--- START Input ---

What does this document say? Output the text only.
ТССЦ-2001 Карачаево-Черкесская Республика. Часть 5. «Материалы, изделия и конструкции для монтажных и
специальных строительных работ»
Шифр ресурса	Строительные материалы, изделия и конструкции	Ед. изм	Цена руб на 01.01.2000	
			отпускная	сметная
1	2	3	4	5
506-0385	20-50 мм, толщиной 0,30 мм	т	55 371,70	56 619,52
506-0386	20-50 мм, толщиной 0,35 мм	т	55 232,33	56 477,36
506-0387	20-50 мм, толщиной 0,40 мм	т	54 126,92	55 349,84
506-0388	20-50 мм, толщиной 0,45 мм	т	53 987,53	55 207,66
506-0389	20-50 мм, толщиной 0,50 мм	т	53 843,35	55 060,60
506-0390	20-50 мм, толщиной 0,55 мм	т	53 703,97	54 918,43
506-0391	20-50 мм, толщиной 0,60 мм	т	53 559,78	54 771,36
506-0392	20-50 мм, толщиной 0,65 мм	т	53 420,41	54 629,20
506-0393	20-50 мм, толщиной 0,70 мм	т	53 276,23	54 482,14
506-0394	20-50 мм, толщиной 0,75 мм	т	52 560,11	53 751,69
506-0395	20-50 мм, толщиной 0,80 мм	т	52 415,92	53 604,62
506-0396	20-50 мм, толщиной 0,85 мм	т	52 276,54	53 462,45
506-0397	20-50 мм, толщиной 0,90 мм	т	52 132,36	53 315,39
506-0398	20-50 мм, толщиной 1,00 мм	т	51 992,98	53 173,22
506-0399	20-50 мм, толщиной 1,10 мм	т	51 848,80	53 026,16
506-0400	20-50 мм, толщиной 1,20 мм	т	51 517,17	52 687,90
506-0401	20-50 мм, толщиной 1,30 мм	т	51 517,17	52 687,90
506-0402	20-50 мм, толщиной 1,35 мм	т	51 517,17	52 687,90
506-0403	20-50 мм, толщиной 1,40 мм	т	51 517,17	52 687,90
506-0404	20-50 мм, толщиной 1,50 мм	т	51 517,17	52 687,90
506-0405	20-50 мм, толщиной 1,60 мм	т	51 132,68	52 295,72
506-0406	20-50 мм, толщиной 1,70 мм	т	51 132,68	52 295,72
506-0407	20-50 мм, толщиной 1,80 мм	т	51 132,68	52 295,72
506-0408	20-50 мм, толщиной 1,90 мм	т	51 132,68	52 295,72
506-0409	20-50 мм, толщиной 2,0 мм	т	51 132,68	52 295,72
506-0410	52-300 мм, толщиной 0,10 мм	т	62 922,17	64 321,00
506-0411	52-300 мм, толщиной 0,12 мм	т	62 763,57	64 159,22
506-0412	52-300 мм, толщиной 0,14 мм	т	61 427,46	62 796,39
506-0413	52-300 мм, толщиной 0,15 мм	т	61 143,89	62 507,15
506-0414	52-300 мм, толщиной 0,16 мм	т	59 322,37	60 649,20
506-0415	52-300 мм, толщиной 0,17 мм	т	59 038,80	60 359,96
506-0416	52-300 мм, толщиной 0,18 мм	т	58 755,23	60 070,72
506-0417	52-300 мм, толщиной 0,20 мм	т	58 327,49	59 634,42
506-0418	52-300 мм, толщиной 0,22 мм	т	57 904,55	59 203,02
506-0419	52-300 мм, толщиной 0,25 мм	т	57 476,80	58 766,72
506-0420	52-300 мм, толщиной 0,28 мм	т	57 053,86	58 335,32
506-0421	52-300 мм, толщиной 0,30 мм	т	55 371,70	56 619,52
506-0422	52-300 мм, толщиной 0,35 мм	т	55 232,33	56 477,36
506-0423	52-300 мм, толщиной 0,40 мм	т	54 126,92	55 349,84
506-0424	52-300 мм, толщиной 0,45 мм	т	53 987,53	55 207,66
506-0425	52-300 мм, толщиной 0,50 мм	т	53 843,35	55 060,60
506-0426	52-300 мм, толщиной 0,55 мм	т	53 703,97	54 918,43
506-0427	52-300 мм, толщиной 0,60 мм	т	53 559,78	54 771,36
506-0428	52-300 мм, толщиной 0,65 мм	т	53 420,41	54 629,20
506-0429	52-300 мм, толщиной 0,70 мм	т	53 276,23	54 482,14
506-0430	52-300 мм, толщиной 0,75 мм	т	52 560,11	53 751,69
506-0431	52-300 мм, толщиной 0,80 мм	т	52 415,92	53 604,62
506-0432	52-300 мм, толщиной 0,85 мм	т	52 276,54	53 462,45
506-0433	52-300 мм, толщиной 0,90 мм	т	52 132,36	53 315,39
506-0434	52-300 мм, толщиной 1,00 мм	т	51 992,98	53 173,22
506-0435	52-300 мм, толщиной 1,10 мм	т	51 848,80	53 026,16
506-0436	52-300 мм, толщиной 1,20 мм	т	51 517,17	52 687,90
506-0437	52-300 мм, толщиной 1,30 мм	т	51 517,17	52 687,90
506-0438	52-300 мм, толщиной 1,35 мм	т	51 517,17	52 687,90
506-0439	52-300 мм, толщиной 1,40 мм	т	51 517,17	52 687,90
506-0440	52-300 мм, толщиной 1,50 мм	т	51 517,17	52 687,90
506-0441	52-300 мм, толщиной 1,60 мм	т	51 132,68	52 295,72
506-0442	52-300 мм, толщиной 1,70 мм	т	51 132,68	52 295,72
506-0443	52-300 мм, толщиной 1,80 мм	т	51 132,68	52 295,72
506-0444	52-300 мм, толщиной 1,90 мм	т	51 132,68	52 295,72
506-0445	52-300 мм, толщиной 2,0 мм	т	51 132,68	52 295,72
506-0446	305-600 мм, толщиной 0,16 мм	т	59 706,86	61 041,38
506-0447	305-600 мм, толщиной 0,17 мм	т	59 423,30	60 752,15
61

--- END Input ---

— Requirement —
The whole listing above needs to be written out again exactly.

— Solution below —
What does this document say? Output the text only.
ТССЦ-2001 Карачаево-Черкесская Республика. Часть 5. «Материалы, изделия и конструкции для монтажных и
специальных строительных работ»
Шифр ресурса	Строительные материалы, изделия и конструкции	Ед. изм	Цена руб на 01.01.2000	
			отпускная	сметная
1	2	3	4	5
506-0385	20-50 мм, толщиной 0,30 мм	т	55 371,70	56 619,52
506-0386	20-50 мм, толщиной 0,35 мм	т	55 232,33	56 477,36
506-0387	20-50 мм, толщиной 0,40 мм	т	54 126,92	55 349,84
506-0388	20-50 мм, толщиной 0,45 мм	т	53 987,53	55 207,66
506-0389	20-50 мм, толщиной 0,50 мм	т	53 843,35	55 060,60
506-0390	20-50 мм, толщиной 0,55 мм	т	53 703,97	54 918,43
506-0391	20-50 мм, толщиной 0,60 мм	т	53 559,78	54 771,36
506-0392	20-50 мм, толщиной 0,65 мм	т	53 420,41	54 629,20
506-0393	20-50 мм, толщиной 0,70 мм	т	53 276,23	54 482,14
506-0394	20-50 мм, толщиной 0,75 мм	т	52 560,11	53 751,69
506-0395	20-50 мм, толщиной 0,80 мм	т	52 415,92	53 604,62
506-0396	20-50 мм, толщиной 0,85 мм	т	52 276,54	53 462,45
506-0397	20-50 мм, толщиной 0,90 мм	т	52 132,36	53 315,39
506-0398	20-50 мм, толщиной 1,00 мм	т	51 992,98	53 173,22
506-0399	20-50 мм, толщиной 1,10 мм	т	51 848,80	53 026,16
506-0400	20-50 мм, толщиной 1,20 мм	т	51 517,17	52 687,90
506-0401	20-50 мм, толщиной 1,30 мм	т	51 517,17	52 687,90
506-0402	20-50 мм, толщиной 1,35 мм	т	51 517,17	52 687,90
506-0403	20-50 мм, толщиной 1,40 мм	т	51 517,17	52 687,90
506-0404	20-50 мм, толщиной 1,50 мм	т	51 517,17	52 687,90
506-0405	20-50 мм, толщиной 1,60 мм	т	51 132,68	52 295,72
506-0406	20-50 мм, толщиной 1,70 мм	т	51 132,68	52 295,72
506-0407	20-50 мм, толщиной 1,80 мм	т	51 132,68	52 295,72
506-0408	20-50 мм, толщиной 1,90 мм	т	51 132,68	52 295,72
506-0409	20-50 мм, толщиной 2,0 мм	т	51 132,68	52 295,72
506-0410	52-300 мм, толщиной 0,10 мм	т	62 922,17	64 321,00
506-0411	52-300 мм, толщиной 0,12 мм	т	62 763,57	64 159,22
506-0412	52-300 мм, толщиной 0,14 мм	т	61 427,46	62 796,39
506-0413	52-300 мм, толщиной 0,15 мм	т	61 143,89	62 507,15
506-0414	52-300 мм, толщиной 0,16 мм	т	59 322,37	60 649,20
506-0415	52-300 мм, толщиной 0,17 мм	т	59 038,80	60 359,96
506-0416	52-300 мм, толщиной 0,18 мм	т	58 755,23	60 070,72
506-0417	52-300 мм, толщиной 0,20 мм	т	58 327,49	59 634,42
506-0418	52-300 мм, толщиной 0,22 мм	т	57 904,55	59 203,02
506-0419	52-300 мм, толщиной 0,25 мм	т	57 476,80	58 766,72
506-0420	52-300 мм, толщиной 0,28 мм	т	57 053,86	58 335,32
506-0421	52-300 мм, толщиной 0,30 мм	т	55 371,70	56 619,52
506-0422	52-300 мм, толщиной 0,35 мм	т	55 232,33	56 477,36
506-0423	52-300 мм, толщиной 0,40 мм	т	54 126,92	55 349,84
506-0424	52-300 мм, толщиной 0,45 мм	т	53 987,53	55 207,66
506-0425	52-300 мм, толщиной 0,50 мм	т	53 843,35	55 060,60
506-0426	52-300 мм, толщиной 0,55 мм	т	53 703,97	54 918,43
506-0427	52-300 мм, толщиной 0,60 мм	т	53 559,78	54 771,36
506-0428	52-300 мм, толщиной 0,65 мм	т	53 420,41	54 629,20
506-0429	52-300 мм, толщиной 0,70 мм	т	53 276,23	54 482,14
506-0430	52-300 мм, толщиной 0,75 мм	т	52 560,11	53 751,69
506-0431	52-300 мм, толщиной 0,80 мм	т	52 415,92	53 604,62
506-0432	52-300 мм, толщиной 0,85 мм	т	52 276,54	53 462,45
506-0433	52-300 мм, толщиной 0,90 мм	т	52 132,36	53 315,39
506-0434	52-300 мм, толщиной 1,00 мм	т	51 992,98	53 173,22
506-0435	52-300 мм, толщиной 1,10 мм	т	51 848,80	53 026,16
506-0436	52-300 мм, толщиной 1,20 мм	т	51 517,17	52 687,90
506-0437	52-300 мм, толщиной 1,30 мм	т	51 517,17	52 687,90
506-0438	52-300 мм, толщиной 1,35 мм	т	51 517,17	52 687,90
506-0439	52-300 мм, толщиной 1,40 мм	т	51 517,17	52 687,90
506-0440	52-300 мм, толщиной 1,50 мм	т	51 517,17	52 687,90
506-0441	52-300 мм, толщиной 1,60 мм	т	51 132,68	52 295,72
506-0442	52-300 мм, толщиной 1,70 мм	т	51 132,68	52 295,72
506-0443	52-300 мм, толщиной 1,80 мм	т	51 132,68	52 295,72
506-0444	52-300 мм, толщиной 1,90 мм	т	51 132,68	52 295,72
506-0445	52-300 мм, толщиной 2,0 мм	т	51 132,68	52 295,72
506-0446	305-600 мм, толщиной 0,16 мм	т	59 706,86	61 041,38
506-0447	305-600 мм, толщиной 0,17 мм	т	59 423,30	60 752,15
61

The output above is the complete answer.